--- start of Working data ---
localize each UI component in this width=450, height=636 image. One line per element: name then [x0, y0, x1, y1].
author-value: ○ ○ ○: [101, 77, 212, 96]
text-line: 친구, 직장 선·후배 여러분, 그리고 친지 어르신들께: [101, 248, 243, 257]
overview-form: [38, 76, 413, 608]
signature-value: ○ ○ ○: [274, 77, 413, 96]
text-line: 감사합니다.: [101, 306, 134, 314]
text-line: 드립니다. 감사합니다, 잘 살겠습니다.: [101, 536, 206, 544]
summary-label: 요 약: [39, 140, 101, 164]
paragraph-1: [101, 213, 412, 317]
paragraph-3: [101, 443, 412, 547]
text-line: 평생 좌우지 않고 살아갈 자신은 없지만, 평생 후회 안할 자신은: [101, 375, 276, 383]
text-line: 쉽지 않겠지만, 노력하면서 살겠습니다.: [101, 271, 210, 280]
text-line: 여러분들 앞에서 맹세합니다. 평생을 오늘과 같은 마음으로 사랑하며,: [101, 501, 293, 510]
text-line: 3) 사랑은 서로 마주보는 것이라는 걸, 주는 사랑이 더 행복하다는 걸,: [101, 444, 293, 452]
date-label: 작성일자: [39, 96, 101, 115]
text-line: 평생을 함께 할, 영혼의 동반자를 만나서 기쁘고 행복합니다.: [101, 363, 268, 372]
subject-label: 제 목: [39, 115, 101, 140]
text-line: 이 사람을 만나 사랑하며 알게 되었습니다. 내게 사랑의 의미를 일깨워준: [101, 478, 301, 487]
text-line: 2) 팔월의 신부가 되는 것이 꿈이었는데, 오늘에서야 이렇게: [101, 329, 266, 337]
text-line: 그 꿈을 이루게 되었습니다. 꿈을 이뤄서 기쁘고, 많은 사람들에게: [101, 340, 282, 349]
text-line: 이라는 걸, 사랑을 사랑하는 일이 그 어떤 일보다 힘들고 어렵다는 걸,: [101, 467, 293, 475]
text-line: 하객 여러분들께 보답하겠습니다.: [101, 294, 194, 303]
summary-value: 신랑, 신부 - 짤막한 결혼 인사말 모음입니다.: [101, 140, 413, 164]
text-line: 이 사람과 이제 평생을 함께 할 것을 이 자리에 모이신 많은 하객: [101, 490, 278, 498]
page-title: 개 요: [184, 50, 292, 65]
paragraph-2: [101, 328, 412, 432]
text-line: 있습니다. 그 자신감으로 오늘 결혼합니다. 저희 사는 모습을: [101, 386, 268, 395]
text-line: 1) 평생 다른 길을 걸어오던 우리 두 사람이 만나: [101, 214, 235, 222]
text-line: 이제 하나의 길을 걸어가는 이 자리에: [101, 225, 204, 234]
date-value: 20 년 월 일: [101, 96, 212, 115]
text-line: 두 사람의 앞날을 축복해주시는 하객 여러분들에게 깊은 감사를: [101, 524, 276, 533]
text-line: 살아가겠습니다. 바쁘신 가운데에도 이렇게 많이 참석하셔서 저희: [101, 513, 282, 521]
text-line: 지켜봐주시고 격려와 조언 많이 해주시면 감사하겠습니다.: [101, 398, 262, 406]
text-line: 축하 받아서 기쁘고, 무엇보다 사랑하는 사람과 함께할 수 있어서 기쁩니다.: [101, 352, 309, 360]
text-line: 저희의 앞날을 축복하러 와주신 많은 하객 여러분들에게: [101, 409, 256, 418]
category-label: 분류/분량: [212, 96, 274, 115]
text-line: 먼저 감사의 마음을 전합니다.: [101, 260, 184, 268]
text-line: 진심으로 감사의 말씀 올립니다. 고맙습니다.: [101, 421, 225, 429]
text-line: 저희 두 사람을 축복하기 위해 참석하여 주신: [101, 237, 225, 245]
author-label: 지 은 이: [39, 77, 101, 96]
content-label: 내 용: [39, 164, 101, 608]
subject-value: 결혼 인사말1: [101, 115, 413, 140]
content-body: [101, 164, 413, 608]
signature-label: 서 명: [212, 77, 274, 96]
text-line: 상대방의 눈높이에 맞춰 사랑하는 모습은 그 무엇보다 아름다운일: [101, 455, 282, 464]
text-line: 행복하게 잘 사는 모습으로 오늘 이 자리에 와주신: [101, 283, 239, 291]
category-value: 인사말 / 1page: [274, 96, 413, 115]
--- end of Working data ---
▸ Requirement: Please rewrite the material above, replacing each "text-line" with "text-row" and keeping everything else the same.

▸ Finished task:
localize each UI component in this width=450, height=636 image. One line per element: name then [x0, y0, x1, y1].
author-value: ○ ○ ○: [101, 77, 212, 96]
text-row: 친구, 직장 선·후배 여러분, 그리고 친지 어르신들께: [101, 248, 243, 257]
overview-form: [38, 76, 413, 608]
signature-value: ○ ○ ○: [274, 77, 413, 96]
text-row: 감사합니다.: [101, 306, 134, 314]
text-row: 드립니다. 감사합니다, 잘 살겠습니다.: [101, 536, 206, 544]
summary-label: 요 약: [39, 140, 101, 164]
paragraph-1: [101, 213, 412, 317]
paragraph-3: [101, 443, 412, 547]
text-row: 평생 좌우지 않고 살아갈 자신은 없지만, 평생 후회 안할 자신은: [101, 375, 276, 383]
text-row: 쉽지 않겠지만, 노력하면서 살겠습니다.: [101, 271, 210, 280]
text-row: 여러분들 앞에서 맹세합니다. 평생을 오늘과 같은 마음으로 사랑하며,: [101, 501, 293, 510]
text-row: 3) 사랑은 서로 마주보는 것이라는 걸, 주는 사랑이 더 행복하다는 걸,: [101, 444, 293, 452]
date-label: 작성일자: [39, 96, 101, 115]
text-row: 평생을 함께 할, 영혼의 동반자를 만나서 기쁘고 행복합니다.: [101, 363, 268, 372]
subject-label: 제 목: [39, 115, 101, 140]
text-row: 이 사람을 만나 사랑하며 알게 되었습니다. 내게 사랑의 의미를 일깨워준: [101, 478, 301, 487]
text-row: 2) 팔월의 신부가 되는 것이 꿈이었는데, 오늘에서야 이렇게: [101, 329, 266, 337]
text-row: 그 꿈을 이루게 되었습니다. 꿈을 이뤄서 기쁘고, 많은 사람들에게: [101, 340, 282, 349]
text-row: 이라는 걸, 사랑을 사랑하는 일이 그 어떤 일보다 힘들고 어렵다는 걸,: [101, 467, 293, 475]
text-row: 하객 여러분들께 보답하겠습니다.: [101, 294, 194, 303]
summary-value: 신랑, 신부 - 짤막한 결혼 인사말 모음입니다.: [101, 140, 413, 164]
text-row: 이 사람과 이제 평생을 함께 할 것을 이 자리에 모이신 많은 하객: [101, 490, 278, 498]
page-title: 개 요: [184, 50, 292, 65]
paragraph-2: [101, 328, 412, 432]
text-row: 있습니다. 그 자신감으로 오늘 결혼합니다. 저희 사는 모습을: [101, 386, 268, 395]
text-row: 1) 평생 다른 길을 걸어오던 우리 두 사람이 만나: [101, 214, 235, 222]
text-row: 이제 하나의 길을 걸어가는 이 자리에: [101, 225, 204, 234]
date-value: 20 년 월 일: [101, 96, 212, 115]
text-row: 두 사람의 앞날을 축복해주시는 하객 여러분들에게 깊은 감사를: [101, 524, 276, 533]
text-row: 살아가겠습니다. 바쁘신 가운데에도 이렇게 많이 참석하셔서 저희: [101, 513, 282, 521]
text-row: 지켜봐주시고 격려와 조언 많이 해주시면 감사하겠습니다.: [101, 398, 262, 406]
text-row: 축하 받아서 기쁘고, 무엇보다 사랑하는 사람과 함께할 수 있어서 기쁩니다.: [101, 352, 309, 360]
text-row: 저희의 앞날을 축복하러 와주신 많은 하객 여러분들에게: [101, 409, 256, 418]
category-label: 분류/분량: [212, 96, 274, 115]
text-row: 먼저 감사의 마음을 전합니다.: [101, 260, 184, 268]
text-row: 진심으로 감사의 말씀 올립니다. 고맙습니다.: [101, 421, 225, 429]
text-row: 저희 두 사람을 축복하기 위해 참석하여 주신: [101, 237, 225, 245]
author-label: 지 은 이: [39, 77, 101, 96]
content-label: 내 용: [39, 164, 101, 608]
subject-value: 결혼 인사말1: [101, 115, 413, 140]
content-body: [101, 164, 413, 608]
signature-label: 서 명: [212, 77, 274, 96]
text-row: 상대방의 눈높이에 맞춰 사랑하는 모습은 그 무엇보다 아름다운일: [101, 455, 282, 464]
text-row: 행복하게 잘 사는 모습으로 오늘 이 자리에 와주신: [101, 283, 239, 291]
category-value: 인사말 / 1page: [274, 96, 413, 115]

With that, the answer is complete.